▼

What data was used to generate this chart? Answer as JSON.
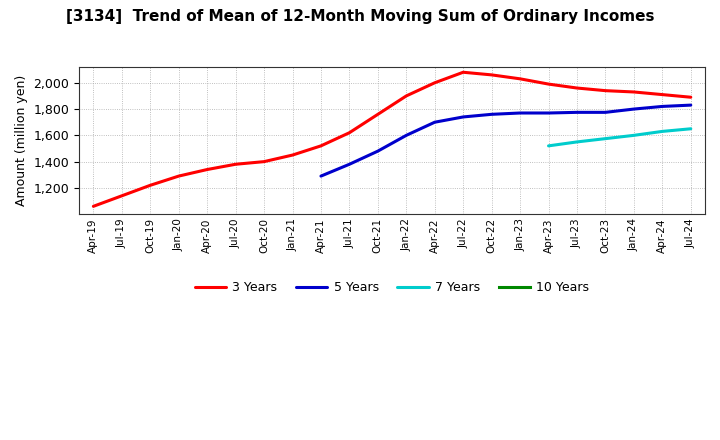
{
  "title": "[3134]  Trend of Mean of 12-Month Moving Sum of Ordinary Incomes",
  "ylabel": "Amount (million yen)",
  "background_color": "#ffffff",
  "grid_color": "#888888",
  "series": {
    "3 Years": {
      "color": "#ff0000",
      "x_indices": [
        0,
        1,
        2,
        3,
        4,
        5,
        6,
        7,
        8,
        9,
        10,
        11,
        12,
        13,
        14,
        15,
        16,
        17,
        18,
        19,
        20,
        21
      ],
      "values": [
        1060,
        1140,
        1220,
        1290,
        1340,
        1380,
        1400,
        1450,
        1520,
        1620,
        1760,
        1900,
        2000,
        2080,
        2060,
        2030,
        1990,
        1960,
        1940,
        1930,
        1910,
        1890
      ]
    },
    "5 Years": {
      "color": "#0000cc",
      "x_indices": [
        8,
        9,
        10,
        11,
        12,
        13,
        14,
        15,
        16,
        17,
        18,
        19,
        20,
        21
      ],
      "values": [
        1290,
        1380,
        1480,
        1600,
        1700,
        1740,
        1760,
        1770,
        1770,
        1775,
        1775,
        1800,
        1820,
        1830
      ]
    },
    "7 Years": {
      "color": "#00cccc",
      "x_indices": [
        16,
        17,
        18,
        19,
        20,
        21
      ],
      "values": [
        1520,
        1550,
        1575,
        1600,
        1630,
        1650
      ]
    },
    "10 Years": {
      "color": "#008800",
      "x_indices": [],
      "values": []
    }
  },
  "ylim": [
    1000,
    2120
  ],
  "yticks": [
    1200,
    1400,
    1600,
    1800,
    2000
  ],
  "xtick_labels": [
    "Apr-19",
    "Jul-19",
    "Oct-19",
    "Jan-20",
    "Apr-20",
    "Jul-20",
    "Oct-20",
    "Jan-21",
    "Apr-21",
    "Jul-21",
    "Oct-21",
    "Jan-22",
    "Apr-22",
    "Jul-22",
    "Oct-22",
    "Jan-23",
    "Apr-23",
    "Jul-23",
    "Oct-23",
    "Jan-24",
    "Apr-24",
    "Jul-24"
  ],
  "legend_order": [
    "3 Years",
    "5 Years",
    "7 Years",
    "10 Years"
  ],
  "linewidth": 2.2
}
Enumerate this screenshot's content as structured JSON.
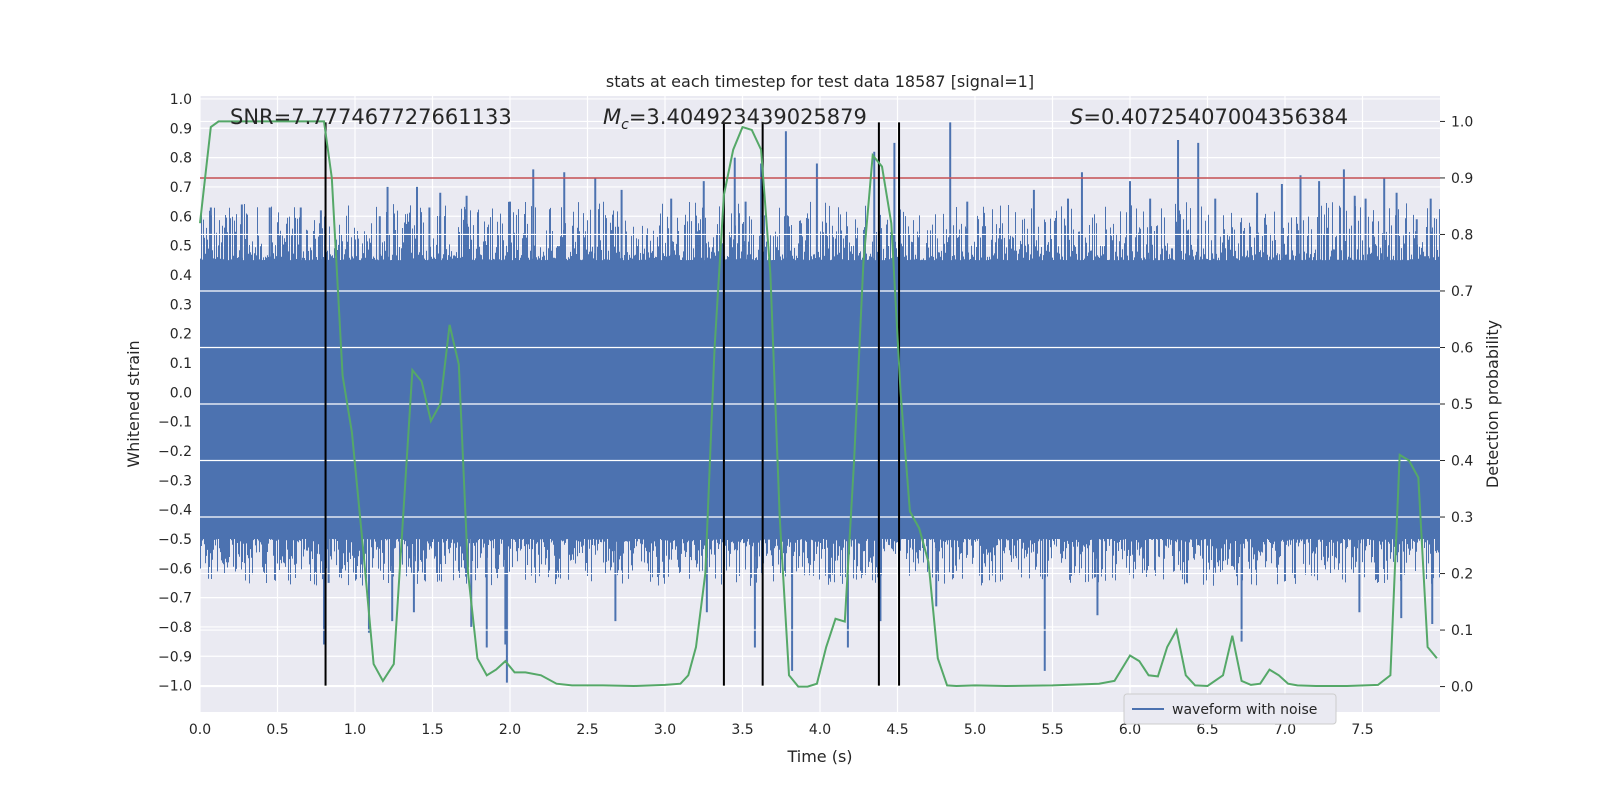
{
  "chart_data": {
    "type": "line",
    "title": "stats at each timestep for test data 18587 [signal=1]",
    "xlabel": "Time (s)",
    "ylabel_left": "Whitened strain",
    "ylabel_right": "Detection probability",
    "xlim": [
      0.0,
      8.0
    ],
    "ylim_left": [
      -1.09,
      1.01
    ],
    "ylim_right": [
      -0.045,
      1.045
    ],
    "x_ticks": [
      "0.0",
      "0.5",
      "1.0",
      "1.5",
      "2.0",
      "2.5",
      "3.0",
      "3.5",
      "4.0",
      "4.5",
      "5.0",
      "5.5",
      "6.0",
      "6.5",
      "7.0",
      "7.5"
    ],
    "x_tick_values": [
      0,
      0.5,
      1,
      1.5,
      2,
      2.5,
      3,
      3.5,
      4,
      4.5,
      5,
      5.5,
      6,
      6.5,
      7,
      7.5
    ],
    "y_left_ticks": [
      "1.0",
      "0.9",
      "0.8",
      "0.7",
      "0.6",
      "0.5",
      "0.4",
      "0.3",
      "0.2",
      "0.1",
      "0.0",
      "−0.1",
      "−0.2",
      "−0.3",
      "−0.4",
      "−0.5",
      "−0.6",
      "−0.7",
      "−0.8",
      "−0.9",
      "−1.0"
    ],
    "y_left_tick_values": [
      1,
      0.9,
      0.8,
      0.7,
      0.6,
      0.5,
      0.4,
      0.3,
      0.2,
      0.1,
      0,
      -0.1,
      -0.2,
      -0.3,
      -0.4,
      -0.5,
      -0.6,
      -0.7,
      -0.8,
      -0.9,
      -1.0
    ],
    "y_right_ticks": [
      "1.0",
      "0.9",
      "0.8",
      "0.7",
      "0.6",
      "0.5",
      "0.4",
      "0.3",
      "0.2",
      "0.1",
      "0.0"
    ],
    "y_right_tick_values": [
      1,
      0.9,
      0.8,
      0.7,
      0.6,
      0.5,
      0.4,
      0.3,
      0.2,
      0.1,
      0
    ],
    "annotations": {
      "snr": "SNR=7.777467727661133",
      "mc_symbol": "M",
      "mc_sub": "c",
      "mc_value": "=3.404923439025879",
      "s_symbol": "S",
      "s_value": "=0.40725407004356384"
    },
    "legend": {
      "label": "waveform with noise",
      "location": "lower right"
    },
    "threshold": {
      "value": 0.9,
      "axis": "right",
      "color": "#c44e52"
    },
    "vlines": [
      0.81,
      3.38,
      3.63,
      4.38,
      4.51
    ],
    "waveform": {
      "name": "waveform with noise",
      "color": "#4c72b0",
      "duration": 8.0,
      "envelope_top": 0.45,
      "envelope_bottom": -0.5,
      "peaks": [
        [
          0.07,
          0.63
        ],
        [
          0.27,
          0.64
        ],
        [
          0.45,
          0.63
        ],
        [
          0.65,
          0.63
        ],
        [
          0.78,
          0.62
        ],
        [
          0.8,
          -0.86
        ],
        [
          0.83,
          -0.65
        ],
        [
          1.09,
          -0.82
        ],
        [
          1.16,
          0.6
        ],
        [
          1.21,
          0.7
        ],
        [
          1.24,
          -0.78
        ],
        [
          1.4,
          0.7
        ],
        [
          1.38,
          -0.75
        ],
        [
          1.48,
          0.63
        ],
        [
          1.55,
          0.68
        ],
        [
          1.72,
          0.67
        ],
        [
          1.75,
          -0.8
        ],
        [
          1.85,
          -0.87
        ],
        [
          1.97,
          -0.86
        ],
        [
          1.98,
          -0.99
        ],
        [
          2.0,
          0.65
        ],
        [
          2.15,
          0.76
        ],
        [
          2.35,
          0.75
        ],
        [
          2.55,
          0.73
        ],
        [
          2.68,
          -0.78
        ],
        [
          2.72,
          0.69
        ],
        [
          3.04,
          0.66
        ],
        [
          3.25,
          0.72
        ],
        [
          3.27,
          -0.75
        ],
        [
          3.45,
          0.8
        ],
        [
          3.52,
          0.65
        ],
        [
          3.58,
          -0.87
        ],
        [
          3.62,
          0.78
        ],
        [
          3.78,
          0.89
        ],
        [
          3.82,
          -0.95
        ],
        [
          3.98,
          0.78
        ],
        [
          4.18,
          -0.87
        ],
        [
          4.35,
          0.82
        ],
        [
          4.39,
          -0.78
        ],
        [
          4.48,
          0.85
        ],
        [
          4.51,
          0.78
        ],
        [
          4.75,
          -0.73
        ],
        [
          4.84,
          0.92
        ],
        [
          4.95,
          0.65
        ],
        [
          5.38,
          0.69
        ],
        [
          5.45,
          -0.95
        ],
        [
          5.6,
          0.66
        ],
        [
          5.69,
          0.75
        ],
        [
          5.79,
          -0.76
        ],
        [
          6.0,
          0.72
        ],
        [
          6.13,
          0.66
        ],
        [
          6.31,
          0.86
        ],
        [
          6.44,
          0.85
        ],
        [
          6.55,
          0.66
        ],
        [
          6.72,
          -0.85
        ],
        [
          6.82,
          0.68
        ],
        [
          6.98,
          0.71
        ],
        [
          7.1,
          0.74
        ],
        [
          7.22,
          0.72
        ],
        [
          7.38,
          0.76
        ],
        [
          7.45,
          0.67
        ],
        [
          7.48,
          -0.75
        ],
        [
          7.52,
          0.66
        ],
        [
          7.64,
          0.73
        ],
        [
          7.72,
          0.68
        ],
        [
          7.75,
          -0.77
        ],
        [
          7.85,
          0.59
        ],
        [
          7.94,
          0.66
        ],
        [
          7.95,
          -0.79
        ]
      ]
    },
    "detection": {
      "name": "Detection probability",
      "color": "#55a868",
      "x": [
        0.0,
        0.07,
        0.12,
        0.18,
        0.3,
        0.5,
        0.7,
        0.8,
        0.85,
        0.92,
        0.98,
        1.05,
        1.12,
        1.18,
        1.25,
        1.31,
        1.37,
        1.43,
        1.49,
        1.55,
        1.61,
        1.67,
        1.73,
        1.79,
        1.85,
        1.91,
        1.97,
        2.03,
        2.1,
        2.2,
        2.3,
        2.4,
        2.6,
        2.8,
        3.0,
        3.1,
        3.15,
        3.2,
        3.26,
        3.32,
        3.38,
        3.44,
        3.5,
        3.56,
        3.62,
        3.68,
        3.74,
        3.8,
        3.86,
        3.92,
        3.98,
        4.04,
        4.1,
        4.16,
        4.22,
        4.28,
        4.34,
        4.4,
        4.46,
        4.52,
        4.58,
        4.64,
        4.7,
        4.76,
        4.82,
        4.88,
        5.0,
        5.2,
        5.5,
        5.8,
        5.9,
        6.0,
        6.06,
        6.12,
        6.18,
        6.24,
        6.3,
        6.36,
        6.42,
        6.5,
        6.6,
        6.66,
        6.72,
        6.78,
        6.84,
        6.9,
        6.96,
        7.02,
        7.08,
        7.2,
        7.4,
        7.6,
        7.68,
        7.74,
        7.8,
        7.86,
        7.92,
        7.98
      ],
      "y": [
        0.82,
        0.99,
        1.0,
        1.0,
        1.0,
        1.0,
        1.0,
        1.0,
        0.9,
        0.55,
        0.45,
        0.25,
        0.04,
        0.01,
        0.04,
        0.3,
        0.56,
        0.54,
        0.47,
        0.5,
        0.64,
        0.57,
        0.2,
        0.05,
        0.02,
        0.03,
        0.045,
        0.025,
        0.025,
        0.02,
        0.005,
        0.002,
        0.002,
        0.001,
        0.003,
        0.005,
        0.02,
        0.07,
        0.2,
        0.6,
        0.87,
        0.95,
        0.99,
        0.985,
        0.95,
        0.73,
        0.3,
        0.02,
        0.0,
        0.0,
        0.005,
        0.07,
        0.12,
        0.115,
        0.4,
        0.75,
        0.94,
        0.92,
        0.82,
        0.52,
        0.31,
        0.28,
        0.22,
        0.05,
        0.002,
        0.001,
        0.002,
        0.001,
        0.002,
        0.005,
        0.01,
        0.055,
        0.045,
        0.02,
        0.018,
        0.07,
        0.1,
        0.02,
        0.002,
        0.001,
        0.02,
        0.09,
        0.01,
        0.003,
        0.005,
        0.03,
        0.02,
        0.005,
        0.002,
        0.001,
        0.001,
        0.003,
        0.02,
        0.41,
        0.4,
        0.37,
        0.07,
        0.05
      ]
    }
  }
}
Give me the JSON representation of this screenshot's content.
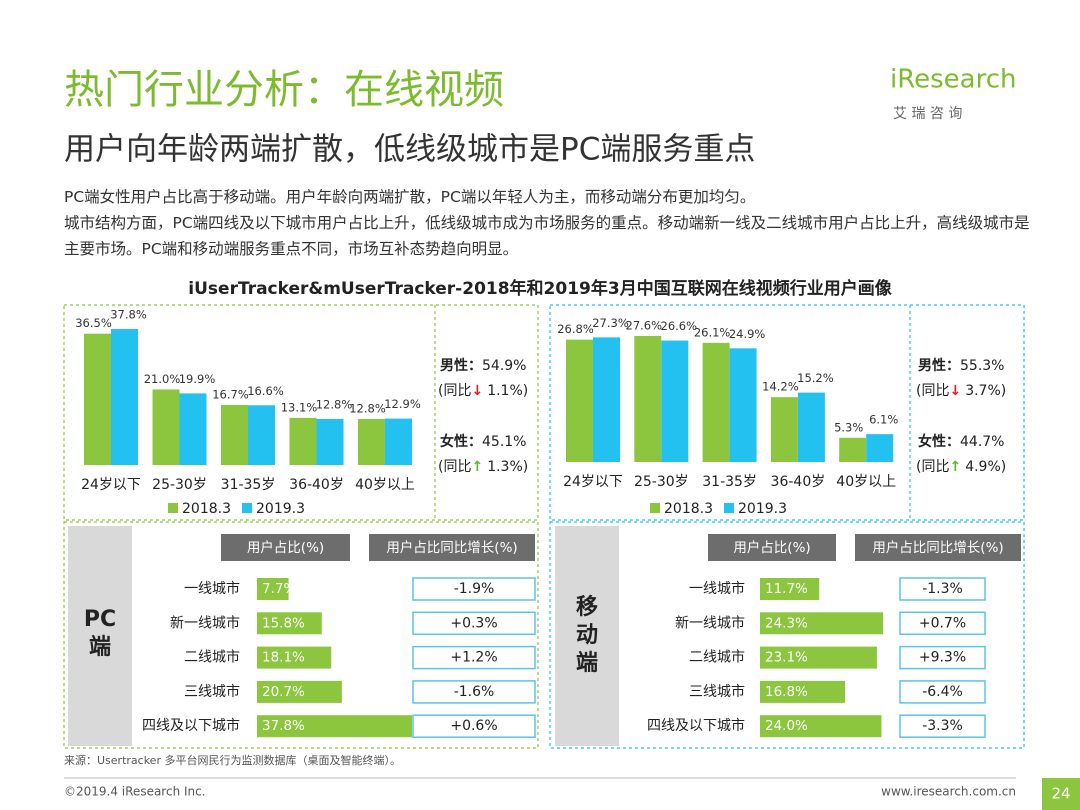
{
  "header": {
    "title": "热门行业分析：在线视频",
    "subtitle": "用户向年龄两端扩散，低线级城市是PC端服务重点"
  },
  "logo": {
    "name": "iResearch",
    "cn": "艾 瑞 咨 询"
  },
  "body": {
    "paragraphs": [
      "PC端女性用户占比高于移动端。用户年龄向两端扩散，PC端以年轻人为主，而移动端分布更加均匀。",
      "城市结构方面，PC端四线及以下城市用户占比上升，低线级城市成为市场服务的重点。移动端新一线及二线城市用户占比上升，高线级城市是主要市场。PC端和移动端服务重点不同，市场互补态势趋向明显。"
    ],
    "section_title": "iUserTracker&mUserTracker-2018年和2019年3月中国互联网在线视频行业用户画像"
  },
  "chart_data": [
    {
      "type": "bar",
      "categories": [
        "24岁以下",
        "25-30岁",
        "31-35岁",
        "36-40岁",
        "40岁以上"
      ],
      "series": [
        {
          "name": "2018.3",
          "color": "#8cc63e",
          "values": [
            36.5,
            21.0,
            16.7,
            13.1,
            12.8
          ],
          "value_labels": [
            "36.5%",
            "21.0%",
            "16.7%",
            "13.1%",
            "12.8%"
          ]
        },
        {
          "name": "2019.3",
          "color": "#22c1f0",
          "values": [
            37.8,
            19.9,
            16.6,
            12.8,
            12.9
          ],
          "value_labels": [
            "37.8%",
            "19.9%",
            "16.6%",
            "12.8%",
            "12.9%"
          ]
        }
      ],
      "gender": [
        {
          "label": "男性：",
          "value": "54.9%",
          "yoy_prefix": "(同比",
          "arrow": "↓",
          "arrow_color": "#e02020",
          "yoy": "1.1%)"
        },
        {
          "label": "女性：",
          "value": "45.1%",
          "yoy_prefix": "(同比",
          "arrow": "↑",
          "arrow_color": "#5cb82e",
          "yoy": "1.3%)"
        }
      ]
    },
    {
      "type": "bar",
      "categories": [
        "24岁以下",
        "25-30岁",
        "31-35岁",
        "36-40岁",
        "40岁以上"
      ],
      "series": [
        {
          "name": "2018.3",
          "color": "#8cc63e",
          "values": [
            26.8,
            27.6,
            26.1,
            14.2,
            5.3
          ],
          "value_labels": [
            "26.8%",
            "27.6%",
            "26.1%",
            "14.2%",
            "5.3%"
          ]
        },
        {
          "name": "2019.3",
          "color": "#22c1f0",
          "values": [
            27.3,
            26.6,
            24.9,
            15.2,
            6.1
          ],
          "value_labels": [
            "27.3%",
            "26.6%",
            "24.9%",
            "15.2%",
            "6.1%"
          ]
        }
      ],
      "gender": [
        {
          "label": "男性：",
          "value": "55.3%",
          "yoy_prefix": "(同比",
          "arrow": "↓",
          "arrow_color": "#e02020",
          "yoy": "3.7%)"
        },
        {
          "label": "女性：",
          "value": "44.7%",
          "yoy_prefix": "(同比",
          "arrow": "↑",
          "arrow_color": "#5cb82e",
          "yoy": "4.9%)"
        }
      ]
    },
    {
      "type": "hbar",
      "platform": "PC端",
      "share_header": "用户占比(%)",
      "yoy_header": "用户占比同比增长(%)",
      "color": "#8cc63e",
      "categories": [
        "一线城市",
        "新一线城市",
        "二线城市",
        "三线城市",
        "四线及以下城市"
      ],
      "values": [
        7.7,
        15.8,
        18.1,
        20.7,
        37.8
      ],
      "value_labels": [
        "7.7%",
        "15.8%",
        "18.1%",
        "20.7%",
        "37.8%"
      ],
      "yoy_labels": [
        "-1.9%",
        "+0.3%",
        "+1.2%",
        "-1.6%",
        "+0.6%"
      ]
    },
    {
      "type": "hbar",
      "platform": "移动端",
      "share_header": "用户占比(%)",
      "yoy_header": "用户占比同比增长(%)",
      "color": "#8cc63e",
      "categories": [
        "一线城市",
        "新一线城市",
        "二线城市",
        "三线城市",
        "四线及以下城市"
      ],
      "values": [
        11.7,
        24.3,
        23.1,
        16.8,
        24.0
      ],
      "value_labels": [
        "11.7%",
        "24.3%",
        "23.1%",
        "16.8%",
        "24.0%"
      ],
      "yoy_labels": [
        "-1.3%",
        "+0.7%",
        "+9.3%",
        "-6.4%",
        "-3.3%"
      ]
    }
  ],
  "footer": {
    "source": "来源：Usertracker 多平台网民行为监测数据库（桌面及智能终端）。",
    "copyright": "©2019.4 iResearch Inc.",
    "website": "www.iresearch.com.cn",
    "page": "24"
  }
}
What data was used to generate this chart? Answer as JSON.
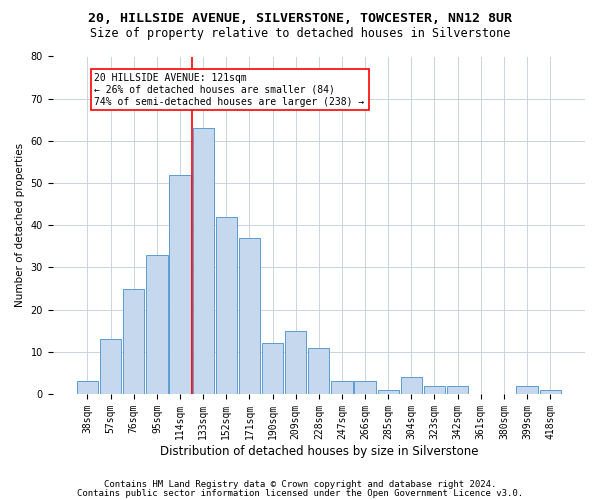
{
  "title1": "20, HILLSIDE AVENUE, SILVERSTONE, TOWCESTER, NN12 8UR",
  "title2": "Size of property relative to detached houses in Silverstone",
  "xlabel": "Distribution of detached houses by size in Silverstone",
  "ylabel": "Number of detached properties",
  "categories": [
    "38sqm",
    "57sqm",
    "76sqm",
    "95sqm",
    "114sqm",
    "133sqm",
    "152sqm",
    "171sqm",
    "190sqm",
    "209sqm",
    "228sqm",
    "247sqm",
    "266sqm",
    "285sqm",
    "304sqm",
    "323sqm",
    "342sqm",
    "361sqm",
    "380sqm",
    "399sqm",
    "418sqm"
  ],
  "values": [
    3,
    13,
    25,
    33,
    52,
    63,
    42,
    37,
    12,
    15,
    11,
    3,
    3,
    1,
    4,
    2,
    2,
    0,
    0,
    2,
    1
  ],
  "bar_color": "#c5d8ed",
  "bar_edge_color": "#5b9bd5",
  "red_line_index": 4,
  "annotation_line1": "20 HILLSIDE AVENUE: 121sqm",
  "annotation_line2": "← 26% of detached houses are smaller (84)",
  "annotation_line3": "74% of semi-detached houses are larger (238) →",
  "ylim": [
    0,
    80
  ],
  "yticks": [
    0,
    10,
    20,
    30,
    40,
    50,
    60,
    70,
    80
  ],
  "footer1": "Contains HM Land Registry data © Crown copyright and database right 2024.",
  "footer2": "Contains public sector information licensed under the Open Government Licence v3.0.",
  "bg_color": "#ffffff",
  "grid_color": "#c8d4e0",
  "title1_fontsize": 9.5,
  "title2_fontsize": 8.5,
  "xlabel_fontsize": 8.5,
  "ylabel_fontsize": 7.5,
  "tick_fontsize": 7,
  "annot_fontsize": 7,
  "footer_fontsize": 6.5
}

▲

Look above for every line with the word "noise" and copy it.

      "label": "waveform with noise",
      "name": "waveform with noise",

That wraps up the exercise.